▶ **What you need to do**
Find the word "platform" in the data. Return every line where it appears.

▶ **Records for this exercise**
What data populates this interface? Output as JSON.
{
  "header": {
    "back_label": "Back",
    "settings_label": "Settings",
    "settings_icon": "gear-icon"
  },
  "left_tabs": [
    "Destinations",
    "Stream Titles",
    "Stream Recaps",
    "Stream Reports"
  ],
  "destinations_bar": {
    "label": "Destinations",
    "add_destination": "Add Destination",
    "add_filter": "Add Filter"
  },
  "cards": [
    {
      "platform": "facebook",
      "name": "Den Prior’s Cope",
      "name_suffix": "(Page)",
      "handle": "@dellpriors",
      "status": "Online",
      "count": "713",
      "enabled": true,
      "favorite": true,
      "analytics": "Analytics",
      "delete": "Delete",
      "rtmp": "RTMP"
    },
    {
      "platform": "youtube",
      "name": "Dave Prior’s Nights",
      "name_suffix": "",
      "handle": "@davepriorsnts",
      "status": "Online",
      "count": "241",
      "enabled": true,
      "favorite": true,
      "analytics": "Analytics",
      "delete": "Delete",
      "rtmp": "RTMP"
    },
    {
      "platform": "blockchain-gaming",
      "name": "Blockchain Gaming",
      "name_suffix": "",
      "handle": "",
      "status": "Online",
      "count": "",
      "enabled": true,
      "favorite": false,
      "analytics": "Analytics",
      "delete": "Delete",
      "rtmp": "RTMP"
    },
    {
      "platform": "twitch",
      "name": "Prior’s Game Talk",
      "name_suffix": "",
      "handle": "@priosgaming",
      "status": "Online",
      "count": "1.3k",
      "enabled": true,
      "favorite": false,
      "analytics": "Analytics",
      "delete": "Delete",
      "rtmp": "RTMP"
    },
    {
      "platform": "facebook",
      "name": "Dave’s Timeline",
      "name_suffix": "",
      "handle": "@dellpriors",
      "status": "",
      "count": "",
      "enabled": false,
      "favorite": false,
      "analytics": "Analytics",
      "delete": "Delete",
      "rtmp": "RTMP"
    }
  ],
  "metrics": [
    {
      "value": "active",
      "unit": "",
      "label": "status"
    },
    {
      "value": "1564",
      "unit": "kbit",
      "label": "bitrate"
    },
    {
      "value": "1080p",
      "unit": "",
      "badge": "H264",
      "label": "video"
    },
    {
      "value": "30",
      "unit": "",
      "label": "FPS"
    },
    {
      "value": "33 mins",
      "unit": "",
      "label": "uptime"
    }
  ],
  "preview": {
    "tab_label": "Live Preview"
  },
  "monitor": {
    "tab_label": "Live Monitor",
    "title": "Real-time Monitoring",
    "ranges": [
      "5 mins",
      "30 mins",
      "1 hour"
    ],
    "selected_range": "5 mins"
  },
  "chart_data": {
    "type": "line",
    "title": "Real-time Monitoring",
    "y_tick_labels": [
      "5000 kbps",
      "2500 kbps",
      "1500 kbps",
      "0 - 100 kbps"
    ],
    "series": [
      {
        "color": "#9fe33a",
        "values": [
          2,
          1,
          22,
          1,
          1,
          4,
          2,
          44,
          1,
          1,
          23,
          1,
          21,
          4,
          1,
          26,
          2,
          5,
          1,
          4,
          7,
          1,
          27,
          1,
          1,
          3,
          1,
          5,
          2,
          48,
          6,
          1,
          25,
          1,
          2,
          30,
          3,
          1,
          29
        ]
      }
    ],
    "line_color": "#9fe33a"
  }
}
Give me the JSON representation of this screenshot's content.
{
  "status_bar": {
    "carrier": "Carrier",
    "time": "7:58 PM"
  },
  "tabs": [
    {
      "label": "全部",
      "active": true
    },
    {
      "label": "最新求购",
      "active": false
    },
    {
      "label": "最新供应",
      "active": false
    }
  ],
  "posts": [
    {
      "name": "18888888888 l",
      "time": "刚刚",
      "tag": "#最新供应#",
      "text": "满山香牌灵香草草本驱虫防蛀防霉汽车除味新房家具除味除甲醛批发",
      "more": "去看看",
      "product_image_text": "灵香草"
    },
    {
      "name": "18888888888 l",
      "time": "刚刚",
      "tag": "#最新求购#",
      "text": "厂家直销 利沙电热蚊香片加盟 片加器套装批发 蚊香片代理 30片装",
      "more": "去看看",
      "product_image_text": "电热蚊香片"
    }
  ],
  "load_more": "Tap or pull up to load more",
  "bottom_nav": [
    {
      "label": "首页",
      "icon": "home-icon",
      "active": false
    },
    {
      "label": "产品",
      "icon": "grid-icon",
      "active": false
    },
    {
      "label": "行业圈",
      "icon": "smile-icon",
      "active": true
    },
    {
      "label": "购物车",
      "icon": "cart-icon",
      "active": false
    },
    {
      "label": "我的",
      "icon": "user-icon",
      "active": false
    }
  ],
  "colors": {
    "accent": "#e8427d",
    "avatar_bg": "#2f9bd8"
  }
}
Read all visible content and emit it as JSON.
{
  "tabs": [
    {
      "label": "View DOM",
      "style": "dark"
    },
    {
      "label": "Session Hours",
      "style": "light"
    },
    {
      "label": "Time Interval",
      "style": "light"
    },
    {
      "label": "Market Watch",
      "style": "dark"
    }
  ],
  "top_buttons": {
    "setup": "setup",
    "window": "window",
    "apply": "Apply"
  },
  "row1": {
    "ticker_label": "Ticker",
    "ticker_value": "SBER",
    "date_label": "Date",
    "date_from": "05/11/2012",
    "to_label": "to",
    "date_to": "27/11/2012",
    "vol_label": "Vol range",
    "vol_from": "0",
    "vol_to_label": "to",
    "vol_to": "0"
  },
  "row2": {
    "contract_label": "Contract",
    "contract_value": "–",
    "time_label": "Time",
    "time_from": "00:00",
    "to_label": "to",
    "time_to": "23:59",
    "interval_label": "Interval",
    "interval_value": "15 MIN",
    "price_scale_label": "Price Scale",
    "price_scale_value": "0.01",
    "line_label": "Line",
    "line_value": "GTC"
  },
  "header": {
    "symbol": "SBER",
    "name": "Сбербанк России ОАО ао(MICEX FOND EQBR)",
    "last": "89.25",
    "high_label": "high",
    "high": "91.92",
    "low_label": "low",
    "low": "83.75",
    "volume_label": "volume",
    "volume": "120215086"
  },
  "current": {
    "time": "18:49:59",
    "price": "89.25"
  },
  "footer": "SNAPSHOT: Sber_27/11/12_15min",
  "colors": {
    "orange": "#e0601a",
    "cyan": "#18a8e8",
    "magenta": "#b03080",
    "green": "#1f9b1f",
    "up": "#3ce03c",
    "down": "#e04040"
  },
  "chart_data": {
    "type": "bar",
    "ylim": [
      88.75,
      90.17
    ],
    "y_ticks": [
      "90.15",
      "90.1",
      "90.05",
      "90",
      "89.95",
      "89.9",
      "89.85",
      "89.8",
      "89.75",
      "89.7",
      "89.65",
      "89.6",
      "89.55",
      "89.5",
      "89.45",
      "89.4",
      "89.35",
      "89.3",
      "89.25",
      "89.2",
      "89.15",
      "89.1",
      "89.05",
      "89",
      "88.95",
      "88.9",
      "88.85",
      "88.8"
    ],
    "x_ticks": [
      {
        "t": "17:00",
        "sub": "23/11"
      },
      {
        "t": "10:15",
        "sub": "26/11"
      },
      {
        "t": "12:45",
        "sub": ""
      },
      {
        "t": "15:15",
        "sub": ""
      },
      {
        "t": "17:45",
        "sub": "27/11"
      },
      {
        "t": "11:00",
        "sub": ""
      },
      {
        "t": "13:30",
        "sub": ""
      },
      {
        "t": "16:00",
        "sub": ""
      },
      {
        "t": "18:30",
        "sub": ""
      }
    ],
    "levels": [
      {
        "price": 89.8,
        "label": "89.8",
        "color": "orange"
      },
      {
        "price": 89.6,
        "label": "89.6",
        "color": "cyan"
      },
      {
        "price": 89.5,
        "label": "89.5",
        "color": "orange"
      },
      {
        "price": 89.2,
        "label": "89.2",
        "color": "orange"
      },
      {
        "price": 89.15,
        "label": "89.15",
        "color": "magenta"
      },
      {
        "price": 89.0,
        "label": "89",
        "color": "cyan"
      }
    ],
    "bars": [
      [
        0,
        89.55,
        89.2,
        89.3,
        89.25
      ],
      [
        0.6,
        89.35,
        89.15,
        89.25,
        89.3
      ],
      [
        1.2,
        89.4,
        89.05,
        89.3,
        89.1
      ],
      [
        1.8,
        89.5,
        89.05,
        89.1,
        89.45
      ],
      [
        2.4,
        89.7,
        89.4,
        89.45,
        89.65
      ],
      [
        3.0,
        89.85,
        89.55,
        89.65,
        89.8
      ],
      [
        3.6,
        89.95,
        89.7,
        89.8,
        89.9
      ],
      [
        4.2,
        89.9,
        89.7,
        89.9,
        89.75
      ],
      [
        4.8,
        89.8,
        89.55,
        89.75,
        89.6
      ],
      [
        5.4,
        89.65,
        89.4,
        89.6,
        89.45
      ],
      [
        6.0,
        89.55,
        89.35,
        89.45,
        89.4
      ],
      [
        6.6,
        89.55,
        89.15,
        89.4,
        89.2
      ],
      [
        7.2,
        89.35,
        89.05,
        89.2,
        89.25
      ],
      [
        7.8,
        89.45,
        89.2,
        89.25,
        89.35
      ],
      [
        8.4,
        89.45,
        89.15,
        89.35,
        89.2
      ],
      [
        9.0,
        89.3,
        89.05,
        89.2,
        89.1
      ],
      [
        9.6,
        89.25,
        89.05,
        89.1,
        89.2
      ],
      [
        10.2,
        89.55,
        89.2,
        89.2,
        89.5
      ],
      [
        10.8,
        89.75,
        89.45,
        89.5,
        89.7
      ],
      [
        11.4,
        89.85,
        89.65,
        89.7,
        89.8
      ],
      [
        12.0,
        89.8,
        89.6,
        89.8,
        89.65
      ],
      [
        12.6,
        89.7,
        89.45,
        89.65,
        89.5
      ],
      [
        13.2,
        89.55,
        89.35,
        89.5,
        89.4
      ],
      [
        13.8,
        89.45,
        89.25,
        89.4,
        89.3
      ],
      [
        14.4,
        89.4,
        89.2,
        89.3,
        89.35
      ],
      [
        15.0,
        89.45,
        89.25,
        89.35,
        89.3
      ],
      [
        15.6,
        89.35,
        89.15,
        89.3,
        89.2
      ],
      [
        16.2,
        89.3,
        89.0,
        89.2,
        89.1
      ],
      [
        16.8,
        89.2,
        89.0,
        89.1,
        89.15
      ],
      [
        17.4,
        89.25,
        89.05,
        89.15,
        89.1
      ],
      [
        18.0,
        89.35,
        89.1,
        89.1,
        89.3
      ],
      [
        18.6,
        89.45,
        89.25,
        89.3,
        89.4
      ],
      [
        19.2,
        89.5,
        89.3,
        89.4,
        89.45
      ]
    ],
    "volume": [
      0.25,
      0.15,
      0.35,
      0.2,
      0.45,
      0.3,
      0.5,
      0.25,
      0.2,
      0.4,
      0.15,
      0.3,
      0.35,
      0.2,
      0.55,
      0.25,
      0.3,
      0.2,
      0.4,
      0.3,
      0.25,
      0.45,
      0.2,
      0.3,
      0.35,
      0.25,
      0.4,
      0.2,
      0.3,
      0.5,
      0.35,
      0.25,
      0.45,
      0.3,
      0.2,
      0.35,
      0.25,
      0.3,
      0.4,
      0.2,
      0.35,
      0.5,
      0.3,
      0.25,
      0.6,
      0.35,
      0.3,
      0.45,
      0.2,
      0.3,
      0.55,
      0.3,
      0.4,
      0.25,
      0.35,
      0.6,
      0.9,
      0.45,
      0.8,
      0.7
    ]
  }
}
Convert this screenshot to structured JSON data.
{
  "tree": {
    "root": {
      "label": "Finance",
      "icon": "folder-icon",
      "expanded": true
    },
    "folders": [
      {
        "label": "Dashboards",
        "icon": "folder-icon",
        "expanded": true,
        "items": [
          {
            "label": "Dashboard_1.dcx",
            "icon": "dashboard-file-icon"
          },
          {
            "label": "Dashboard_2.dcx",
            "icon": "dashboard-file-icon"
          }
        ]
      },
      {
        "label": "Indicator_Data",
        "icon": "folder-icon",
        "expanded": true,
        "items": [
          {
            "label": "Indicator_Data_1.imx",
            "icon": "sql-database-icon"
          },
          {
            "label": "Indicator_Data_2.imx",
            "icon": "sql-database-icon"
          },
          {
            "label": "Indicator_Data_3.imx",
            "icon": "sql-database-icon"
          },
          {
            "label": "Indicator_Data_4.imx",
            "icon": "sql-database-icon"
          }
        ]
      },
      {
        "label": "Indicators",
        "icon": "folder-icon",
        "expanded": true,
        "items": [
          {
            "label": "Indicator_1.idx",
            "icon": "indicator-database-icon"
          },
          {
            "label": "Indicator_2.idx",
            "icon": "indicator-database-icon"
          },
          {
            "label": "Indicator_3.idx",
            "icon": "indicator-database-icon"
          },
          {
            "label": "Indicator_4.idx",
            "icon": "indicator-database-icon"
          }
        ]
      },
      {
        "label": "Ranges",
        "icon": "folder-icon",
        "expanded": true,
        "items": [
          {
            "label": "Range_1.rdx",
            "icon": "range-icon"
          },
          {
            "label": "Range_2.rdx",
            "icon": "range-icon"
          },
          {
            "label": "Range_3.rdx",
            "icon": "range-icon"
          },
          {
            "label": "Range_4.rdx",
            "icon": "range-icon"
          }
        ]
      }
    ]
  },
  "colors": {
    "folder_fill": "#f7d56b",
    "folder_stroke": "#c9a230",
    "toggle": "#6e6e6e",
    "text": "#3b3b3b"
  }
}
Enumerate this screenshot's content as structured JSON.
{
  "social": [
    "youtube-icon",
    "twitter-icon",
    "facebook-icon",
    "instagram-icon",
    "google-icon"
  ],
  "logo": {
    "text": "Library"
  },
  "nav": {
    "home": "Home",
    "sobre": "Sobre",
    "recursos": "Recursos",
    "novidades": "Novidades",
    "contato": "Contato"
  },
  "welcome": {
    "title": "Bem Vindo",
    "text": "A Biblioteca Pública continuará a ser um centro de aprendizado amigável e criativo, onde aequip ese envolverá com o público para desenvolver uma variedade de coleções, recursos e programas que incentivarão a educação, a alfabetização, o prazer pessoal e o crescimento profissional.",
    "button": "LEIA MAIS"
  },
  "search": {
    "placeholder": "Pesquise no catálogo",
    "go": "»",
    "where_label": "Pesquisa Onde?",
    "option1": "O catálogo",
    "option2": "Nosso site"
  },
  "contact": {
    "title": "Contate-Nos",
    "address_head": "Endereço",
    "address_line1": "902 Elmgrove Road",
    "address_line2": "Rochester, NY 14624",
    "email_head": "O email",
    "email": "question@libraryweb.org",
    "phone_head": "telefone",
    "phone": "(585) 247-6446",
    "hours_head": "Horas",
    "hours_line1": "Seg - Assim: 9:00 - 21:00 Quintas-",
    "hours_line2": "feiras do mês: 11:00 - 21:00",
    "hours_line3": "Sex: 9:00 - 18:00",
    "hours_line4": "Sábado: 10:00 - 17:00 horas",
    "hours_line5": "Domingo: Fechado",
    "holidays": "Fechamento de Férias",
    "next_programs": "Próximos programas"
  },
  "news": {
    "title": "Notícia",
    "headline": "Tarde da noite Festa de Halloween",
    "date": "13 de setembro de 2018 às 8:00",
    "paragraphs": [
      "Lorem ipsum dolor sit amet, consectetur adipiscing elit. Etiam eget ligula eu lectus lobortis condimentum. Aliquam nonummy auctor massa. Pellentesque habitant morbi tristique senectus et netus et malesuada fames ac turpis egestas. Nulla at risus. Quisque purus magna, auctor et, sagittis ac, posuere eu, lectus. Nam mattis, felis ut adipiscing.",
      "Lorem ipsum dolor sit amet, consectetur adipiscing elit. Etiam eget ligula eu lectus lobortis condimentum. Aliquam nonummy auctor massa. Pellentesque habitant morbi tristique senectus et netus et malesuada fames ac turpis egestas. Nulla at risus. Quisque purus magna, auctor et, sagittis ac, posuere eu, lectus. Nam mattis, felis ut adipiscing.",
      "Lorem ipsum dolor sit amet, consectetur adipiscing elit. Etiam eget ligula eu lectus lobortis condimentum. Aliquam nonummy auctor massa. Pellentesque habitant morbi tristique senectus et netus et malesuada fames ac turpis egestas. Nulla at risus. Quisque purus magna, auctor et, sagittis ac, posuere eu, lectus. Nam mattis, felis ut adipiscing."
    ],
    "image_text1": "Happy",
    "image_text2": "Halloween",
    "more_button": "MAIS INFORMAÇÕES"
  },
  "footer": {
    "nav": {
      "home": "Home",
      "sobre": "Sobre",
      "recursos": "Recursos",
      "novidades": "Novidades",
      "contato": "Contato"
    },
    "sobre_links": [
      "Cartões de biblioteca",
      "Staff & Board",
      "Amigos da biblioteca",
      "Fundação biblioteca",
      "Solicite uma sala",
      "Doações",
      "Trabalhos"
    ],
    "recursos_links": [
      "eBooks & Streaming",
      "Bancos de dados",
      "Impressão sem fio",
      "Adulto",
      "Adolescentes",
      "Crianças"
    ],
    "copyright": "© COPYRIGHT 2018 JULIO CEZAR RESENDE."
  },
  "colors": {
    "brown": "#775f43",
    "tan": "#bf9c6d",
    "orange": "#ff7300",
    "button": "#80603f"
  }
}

▶ **Output of the task**
      "platform": "facebook",
      "platform": "youtube",
      "platform": "blockchain-gaming",
      "platform": "twitch",
      "platform": "facebook",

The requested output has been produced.